Saved data entries

###

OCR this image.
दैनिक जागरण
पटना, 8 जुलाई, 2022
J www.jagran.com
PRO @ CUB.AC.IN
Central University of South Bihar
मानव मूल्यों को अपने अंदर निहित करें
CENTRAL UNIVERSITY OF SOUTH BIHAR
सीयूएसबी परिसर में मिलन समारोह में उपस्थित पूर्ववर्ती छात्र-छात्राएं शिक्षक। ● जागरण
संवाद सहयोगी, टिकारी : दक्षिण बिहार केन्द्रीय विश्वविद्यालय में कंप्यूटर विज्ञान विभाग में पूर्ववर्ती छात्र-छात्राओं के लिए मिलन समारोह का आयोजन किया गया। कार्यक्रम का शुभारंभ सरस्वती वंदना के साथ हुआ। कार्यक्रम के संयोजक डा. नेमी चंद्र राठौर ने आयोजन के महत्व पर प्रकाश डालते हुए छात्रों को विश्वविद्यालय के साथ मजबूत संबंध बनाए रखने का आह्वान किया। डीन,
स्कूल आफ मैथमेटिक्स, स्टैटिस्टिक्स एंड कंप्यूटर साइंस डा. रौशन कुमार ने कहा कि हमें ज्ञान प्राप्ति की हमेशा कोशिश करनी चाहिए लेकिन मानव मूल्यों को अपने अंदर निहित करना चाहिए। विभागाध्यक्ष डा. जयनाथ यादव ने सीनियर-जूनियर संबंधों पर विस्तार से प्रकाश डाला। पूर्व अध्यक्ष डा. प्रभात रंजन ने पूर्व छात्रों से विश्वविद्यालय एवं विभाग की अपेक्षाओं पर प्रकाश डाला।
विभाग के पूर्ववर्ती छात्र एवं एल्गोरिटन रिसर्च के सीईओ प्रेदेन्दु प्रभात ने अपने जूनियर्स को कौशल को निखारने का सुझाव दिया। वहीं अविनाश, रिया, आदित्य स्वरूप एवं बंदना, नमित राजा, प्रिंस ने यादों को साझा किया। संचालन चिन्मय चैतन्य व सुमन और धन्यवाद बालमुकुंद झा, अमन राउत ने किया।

###

:: What you should do ::
Repeat the material above in full, keeping every word.

:: Output of the exercise ::
OCR this image.
दैनिक जागरण
पटना, 8 जुलाई, 2022
J www.jagran.com
PRO @ CUB.AC.IN
Central University of South Bihar
मानव मूल्यों को अपने अंदर निहित करें
CENTRAL UNIVERSITY OF SOUTH BIHAR
सीयूएसबी परिसर में मिलन समारोह में उपस्थित पूर्ववर्ती छात्र-छात्राएं शिक्षक। ● जागरण
संवाद सहयोगी, टिकारी : दक्षिण बिहार केन्द्रीय विश्वविद्यालय में कंप्यूटर विज्ञान विभाग में पूर्ववर्ती छात्र-छात्राओं के लिए मिलन समारोह का आयोजन किया गया। कार्यक्रम का शुभारंभ सरस्वती वंदना के साथ हुआ। कार्यक्रम के संयोजक डा. नेमी चंद्र राठौर ने आयोजन के महत्व पर प्रकाश डालते हुए छात्रों को विश्वविद्यालय के साथ मजबूत संबंध बनाए रखने का आह्वान किया। डीन,
स्कूल आफ मैथमेटिक्स, स्टैटिस्टिक्स एंड कंप्यूटर साइंस डा. रौशन कुमार ने कहा कि हमें ज्ञान प्राप्ति की हमेशा कोशिश करनी चाहिए लेकिन मानव मूल्यों को अपने अंदर निहित करना चाहिए। विभागाध्यक्ष डा. जयनाथ यादव ने सीनियर-जूनियर संबंधों पर विस्तार से प्रकाश डाला। पूर्व अध्यक्ष डा. प्रभात रंजन ने पूर्व छात्रों से विश्वविद्यालय एवं विभाग की अपेक्षाओं पर प्रकाश डाला।
विभाग के पूर्ववर्ती छात्र एवं एल्गोरिटन रिसर्च के सीईओ प्रेदेन्दु प्रभात ने अपने जूनियर्स को कौशल को निखारने का सुझाव दिया। वहीं अविनाश, रिया, आदित्य स्वरूप एवं बंदना, नमित राजा, प्रिंस ने यादों को साझा किया। संचालन चिन्मय चैतन्य व सुमन और धन्यवाद बालमुकुंद झा, अमन राउत ने किया।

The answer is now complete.